▶ **Task**:
Write out the listing below in full and exactly, leaving out every picture.

▶ **Data supplied**:

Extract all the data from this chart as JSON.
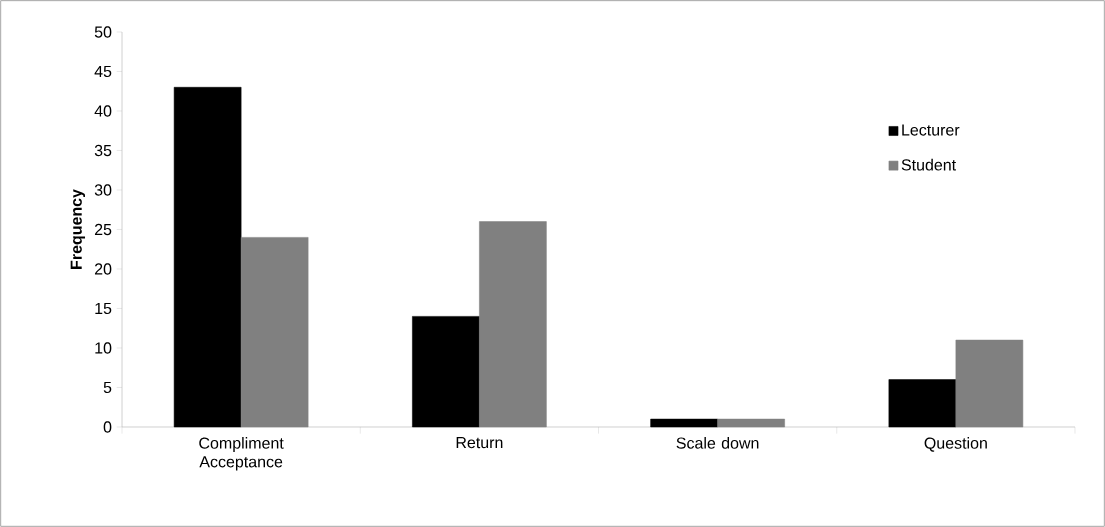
{
  "chart_data": {
    "type": "bar",
    "ylabel": "Frequency",
    "categories": [
      "Compliment Acceptance",
      "Return",
      "Scale down",
      "Question"
    ],
    "series": [
      {
        "name": "Lecturer",
        "color": "#000000",
        "values": [
          43,
          14,
          1,
          6
        ]
      },
      {
        "name": "Student",
        "color": "#808080",
        "values": [
          24,
          26,
          1,
          11
        ]
      }
    ],
    "ylim": [
      0,
      50
    ],
    "yticks": [
      0,
      5,
      10,
      15,
      20,
      25,
      30,
      35,
      40,
      45,
      50
    ],
    "legend": "right"
  }
}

▶ **Solution**:
Extract all the data from this chart as JSON.
{
  "chart_data": {
    "type": "bar",
    "ylabel": "Frequency",
    "categories": [
      "Compliment Acceptance",
      "Return",
      "Scale down",
      "Question"
    ],
    "series": [
      {
        "name": "Lecturer",
        "color": "#000000",
        "values": [
          43,
          14,
          1,
          6
        ]
      },
      {
        "name": "Student",
        "color": "#808080",
        "values": [
          24,
          26,
          1,
          11
        ]
      }
    ],
    "ylim": [
      0,
      50
    ],
    "yticks": [
      0,
      5,
      10,
      15,
      20,
      25,
      30,
      35,
      40,
      45,
      50
    ],
    "legend": "right"
  }
}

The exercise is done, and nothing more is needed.